• _Material supplied_:
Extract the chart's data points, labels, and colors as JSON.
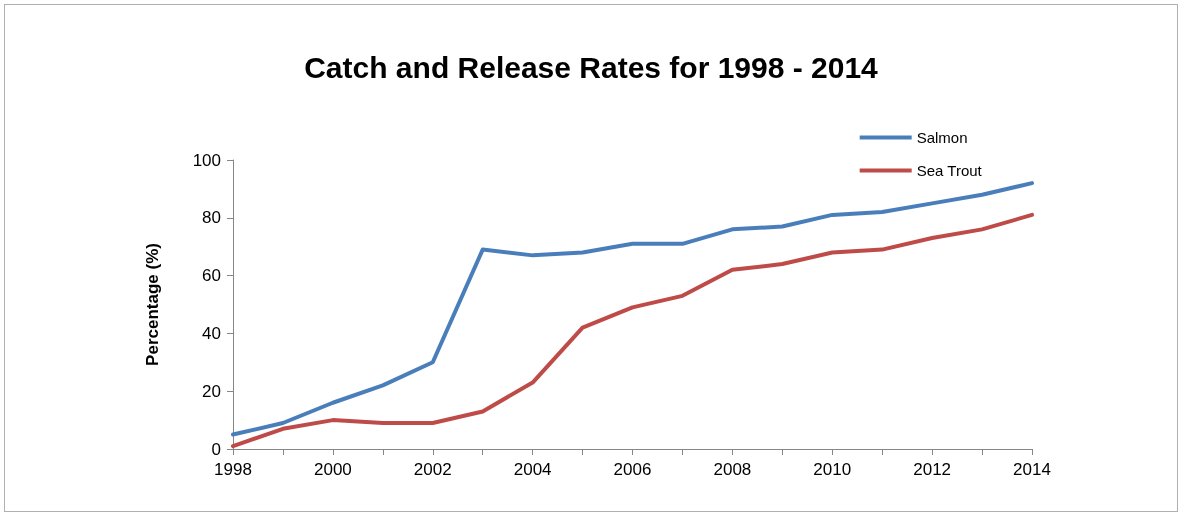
{
  "chart_data": {
    "type": "line",
    "title": "Catch and Release Rates for 1998 - 2014",
    "ylabel": "Percentage (%)",
    "x": [
      1998,
      1999,
      2000,
      2001,
      2002,
      2003,
      2004,
      2005,
      2006,
      2007,
      2008,
      2009,
      2010,
      2011,
      2012,
      2013,
      2014
    ],
    "series": [
      {
        "name": "Salmon",
        "color": "#4a7ebb",
        "values": [
          5,
          9,
          16,
          22,
          30,
          69,
          67,
          68,
          71,
          71,
          76,
          77,
          81,
          82,
          85,
          88,
          92
        ]
      },
      {
        "name": "Sea Trout",
        "color": "#be4b48",
        "values": [
          1,
          7,
          10,
          9,
          9,
          13,
          23,
          42,
          49,
          53,
          62,
          64,
          68,
          69,
          73,
          76,
          81
        ]
      }
    ],
    "xlim": [
      1998,
      2014
    ],
    "xticks": [
      1998,
      {
        "value": 1999,
        "label": null
      },
      2000,
      {
        "value": 2001,
        "label": null
      },
      2002,
      {
        "value": 2003,
        "label": null
      },
      2004,
      {
        "value": 2005,
        "label": null
      },
      2006,
      {
        "value": 2007,
        "label": null
      },
      2008,
      {
        "value": 2009,
        "label": null
      },
      2010,
      {
        "value": 2011,
        "label": null
      },
      2012,
      {
        "value": 2013,
        "label": null
      },
      2014
    ],
    "ylim": [
      0,
      100
    ],
    "yticks": [
      0,
      20,
      40,
      60,
      80,
      100
    ],
    "grid": false,
    "legend": "top right",
    "marker": "none",
    "line_style": "solid"
  }
}
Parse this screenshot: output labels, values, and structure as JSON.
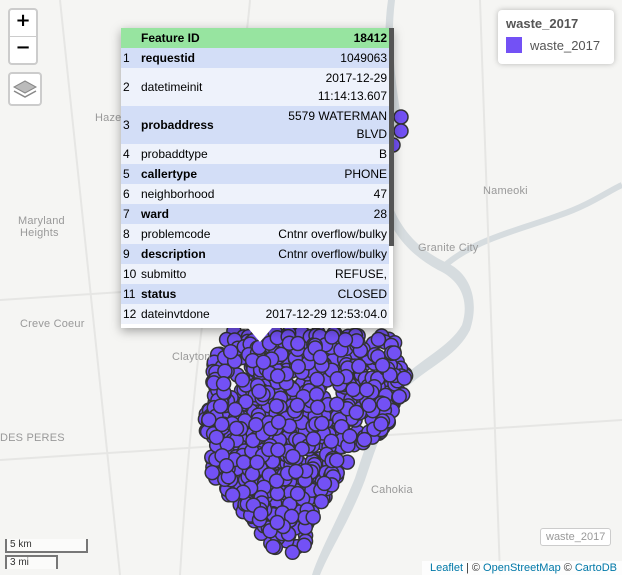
{
  "zoom": {
    "in": "+",
    "out": "−"
  },
  "legend": {
    "title": "waste_2017",
    "entries": [
      {
        "label": "waste_2017",
        "color": "#7351f5"
      }
    ]
  },
  "popup": {
    "header": [
      "Feature ID",
      "18412"
    ],
    "rows": [
      [
        "1",
        "requestid",
        "1049063"
      ],
      [
        "2",
        "datetimeinit",
        "2017-12-29 11:14:13.607"
      ],
      [
        "3",
        "probaddress",
        "5579 WATERMAN BLVD"
      ],
      [
        "4",
        "probaddtype",
        "B"
      ],
      [
        "5",
        "callertype",
        "PHONE"
      ],
      [
        "6",
        "neighborhood",
        "47"
      ],
      [
        "7",
        "ward",
        "28"
      ],
      [
        "8",
        "problemcode",
        "Cntnr overflow/bulky"
      ],
      [
        "9",
        "description",
        "Cntnr overflow/bulky"
      ],
      [
        "10",
        "submitto",
        "REFUSE,"
      ],
      [
        "11",
        "status",
        "CLOSED"
      ],
      [
        "12",
        "dateinvtdone",
        "2017-12-29 12:53:04.0"
      ]
    ]
  },
  "place_labels": [
    "Haze",
    "Maryland",
    "Heights",
    "Creve Coeur",
    "Clayton",
    "DES PERES",
    "Nameoki",
    "Granite City",
    "Cahokia"
  ],
  "scale": [
    "5 km",
    "3 mi"
  ],
  "attribution": [
    "Leaflet",
    "| ©",
    "OpenStreetMap",
    "©",
    "CartoDB"
  ],
  "layer_badge": "waste_2017"
}
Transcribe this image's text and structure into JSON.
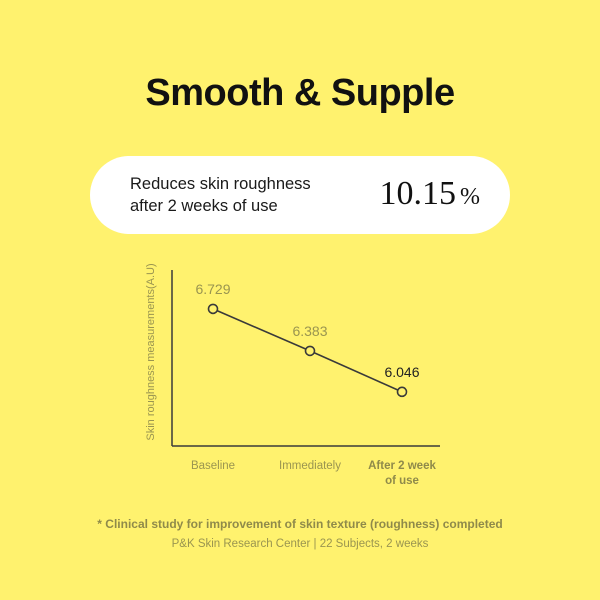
{
  "title": "Smooth & Supple",
  "highlight": {
    "line1": "Reduces skin roughness",
    "line2": "after 2 weeks of use",
    "value": "10.15",
    "unit": "%"
  },
  "chart_data": {
    "type": "line",
    "ylabel": "Skin roughness measurements(A.U)",
    "xlabel": "",
    "categories": [
      "Baseline",
      "Immediately",
      "After 2 week of use"
    ],
    "series": [
      {
        "values": [
          6.729,
          6.383,
          6.046
        ]
      }
    ],
    "value_labels": [
      "6.729",
      "6.383",
      "6.046"
    ],
    "ylim": [
      5.6,
      7.0
    ],
    "grid": false,
    "colors": {
      "line": "#3a3a3a",
      "muted_label": "#9a9550",
      "highlight_label": "#222222"
    }
  },
  "footnote": "* Clinical study for improvement of skin texture (roughness) completed",
  "source": "P&K Skin Research Center | 22 Subjects, 2 weeks",
  "colors": {
    "background": "#FFF26E",
    "pill": "#FFFFFF"
  }
}
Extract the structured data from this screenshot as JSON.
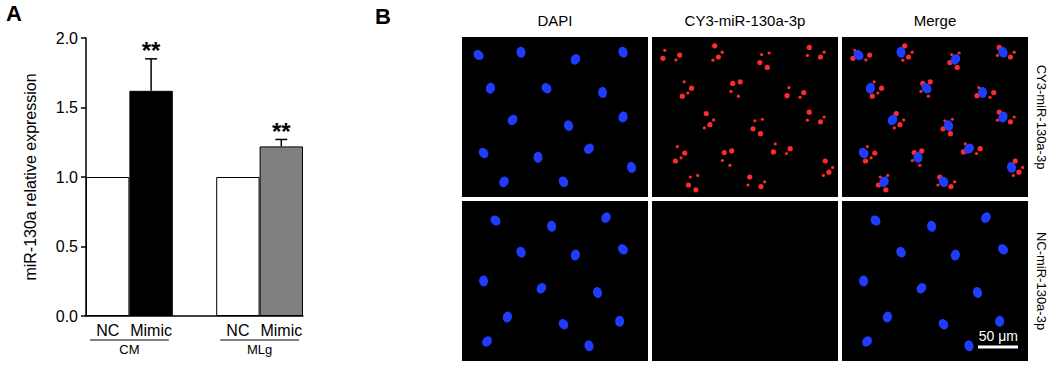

• _Description of the task_: Identify each line in the records above containing the word "title"; copy those lines.

• _Task output_:
    "title": "Catch and Release Rates for 1998 - 2014",
    "title": "waste_2017",
  "title": "Smooth & Supple",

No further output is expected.